Wherever a line holds the word "applicable", copy that line out.

Entries from a dataset:

§ §

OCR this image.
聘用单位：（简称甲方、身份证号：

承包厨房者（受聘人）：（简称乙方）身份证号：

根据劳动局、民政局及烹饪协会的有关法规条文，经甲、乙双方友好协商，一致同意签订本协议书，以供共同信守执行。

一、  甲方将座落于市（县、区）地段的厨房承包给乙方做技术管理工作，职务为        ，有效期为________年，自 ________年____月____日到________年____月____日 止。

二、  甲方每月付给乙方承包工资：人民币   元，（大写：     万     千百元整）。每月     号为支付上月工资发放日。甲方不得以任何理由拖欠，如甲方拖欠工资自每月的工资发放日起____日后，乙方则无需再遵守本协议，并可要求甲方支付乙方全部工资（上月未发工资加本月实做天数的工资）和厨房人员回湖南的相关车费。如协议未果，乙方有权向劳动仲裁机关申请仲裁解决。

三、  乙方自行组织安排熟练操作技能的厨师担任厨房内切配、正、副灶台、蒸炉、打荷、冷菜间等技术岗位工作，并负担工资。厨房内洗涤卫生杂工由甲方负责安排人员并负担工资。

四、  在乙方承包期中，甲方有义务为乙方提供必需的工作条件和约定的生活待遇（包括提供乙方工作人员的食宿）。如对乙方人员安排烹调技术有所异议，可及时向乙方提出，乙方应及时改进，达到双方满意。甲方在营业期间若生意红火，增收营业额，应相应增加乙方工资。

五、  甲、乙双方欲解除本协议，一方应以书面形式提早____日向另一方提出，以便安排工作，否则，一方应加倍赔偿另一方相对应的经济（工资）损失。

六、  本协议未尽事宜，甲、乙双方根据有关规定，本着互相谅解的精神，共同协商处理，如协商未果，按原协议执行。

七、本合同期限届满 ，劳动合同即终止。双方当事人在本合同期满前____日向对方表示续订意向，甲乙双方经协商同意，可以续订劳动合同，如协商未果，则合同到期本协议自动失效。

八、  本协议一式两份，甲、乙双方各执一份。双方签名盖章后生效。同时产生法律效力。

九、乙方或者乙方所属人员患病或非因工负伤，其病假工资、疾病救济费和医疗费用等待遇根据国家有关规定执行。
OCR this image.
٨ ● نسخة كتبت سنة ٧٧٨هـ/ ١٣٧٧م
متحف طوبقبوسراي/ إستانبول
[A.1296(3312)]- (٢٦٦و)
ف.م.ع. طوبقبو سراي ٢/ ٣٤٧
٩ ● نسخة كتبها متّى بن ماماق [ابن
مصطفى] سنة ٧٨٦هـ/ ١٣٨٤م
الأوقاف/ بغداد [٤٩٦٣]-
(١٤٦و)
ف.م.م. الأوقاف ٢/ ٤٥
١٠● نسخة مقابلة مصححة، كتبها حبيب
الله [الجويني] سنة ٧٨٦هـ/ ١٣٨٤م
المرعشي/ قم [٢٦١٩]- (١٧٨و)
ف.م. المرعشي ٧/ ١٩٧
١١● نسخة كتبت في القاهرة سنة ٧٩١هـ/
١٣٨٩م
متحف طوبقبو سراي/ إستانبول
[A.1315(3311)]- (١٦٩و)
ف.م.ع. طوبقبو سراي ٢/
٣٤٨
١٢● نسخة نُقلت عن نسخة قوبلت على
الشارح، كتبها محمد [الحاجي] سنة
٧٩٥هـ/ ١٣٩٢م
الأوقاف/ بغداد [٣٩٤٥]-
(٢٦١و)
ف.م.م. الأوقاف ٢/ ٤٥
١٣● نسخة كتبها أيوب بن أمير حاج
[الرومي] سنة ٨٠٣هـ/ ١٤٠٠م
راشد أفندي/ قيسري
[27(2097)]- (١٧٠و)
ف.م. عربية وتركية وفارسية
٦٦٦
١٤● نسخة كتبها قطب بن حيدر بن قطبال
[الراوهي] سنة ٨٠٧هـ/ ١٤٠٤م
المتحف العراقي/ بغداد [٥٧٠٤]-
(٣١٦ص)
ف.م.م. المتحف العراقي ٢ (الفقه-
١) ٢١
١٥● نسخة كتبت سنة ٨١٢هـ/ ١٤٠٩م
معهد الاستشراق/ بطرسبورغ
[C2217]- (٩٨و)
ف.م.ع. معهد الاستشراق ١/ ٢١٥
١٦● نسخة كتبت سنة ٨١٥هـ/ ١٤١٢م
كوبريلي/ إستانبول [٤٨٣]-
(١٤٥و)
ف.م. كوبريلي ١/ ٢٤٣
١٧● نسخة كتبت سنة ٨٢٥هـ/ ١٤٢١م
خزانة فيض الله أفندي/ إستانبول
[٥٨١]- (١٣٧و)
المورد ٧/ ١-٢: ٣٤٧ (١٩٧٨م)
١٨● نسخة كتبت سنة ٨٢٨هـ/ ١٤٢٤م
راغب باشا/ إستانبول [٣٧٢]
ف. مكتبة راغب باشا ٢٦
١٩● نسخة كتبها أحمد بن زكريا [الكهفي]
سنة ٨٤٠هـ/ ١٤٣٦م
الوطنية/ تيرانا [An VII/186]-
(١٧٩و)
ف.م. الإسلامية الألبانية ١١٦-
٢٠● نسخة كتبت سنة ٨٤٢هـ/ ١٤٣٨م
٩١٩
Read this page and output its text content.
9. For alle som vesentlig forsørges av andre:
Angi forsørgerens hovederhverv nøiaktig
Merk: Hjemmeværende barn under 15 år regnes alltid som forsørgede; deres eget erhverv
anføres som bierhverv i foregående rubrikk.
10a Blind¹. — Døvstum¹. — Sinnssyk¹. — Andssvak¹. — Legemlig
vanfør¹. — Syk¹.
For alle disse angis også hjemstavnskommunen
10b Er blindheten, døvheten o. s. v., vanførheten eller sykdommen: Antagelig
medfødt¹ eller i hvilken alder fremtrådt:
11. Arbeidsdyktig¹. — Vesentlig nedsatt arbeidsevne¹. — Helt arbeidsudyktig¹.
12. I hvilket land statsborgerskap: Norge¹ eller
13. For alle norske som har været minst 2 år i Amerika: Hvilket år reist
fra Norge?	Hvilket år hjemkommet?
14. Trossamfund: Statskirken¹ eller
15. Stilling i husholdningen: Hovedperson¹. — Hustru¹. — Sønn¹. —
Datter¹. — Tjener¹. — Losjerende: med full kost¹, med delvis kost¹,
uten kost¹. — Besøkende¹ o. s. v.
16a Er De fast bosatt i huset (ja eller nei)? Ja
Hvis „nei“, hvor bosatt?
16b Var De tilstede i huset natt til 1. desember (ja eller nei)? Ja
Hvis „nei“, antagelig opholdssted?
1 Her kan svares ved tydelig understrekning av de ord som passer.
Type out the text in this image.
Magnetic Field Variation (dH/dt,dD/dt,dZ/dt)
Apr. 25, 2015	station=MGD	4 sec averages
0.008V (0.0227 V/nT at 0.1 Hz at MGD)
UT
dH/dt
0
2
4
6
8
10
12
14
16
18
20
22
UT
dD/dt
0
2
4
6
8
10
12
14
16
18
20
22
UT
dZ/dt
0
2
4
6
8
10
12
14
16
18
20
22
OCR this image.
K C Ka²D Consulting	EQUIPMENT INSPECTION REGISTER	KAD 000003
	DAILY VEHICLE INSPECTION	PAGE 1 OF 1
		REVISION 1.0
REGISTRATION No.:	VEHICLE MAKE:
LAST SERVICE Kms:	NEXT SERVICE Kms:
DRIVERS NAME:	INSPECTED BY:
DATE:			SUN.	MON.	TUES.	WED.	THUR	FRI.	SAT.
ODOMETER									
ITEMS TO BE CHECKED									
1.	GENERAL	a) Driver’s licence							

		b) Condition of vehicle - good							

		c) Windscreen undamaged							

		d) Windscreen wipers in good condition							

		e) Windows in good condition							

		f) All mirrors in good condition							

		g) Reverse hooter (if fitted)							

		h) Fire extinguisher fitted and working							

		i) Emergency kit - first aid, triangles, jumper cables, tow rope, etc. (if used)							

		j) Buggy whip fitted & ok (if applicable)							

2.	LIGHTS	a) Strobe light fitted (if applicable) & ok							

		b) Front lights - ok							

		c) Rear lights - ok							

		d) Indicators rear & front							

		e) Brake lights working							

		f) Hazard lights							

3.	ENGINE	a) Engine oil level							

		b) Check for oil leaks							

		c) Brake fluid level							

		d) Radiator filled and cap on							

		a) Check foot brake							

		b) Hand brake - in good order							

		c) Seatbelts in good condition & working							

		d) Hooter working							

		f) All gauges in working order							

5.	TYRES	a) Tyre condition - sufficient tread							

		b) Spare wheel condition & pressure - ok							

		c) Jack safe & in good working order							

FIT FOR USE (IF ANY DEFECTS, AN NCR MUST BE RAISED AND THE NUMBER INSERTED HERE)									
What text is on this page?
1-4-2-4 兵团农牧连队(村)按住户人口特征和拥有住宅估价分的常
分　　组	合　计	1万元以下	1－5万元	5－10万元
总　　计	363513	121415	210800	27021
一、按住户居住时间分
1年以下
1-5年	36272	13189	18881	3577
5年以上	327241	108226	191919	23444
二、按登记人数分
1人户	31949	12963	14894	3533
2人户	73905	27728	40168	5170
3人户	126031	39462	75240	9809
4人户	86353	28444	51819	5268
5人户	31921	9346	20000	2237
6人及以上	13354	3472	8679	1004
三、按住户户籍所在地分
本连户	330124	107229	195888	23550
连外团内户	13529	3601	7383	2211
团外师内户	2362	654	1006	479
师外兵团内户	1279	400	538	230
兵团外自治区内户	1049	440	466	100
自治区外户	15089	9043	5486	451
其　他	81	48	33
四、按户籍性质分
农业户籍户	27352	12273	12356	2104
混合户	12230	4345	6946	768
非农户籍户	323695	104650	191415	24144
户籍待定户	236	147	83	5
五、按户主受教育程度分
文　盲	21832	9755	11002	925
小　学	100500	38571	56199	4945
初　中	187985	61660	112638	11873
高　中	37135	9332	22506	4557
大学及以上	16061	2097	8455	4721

§ §

▸ **SOLUTION TO THE EXERCISE**
		j) Buggy whip fitted & ok (if applicable)							
2.	LIGHTS	a) Strobe light fitted (if applicable) & ok							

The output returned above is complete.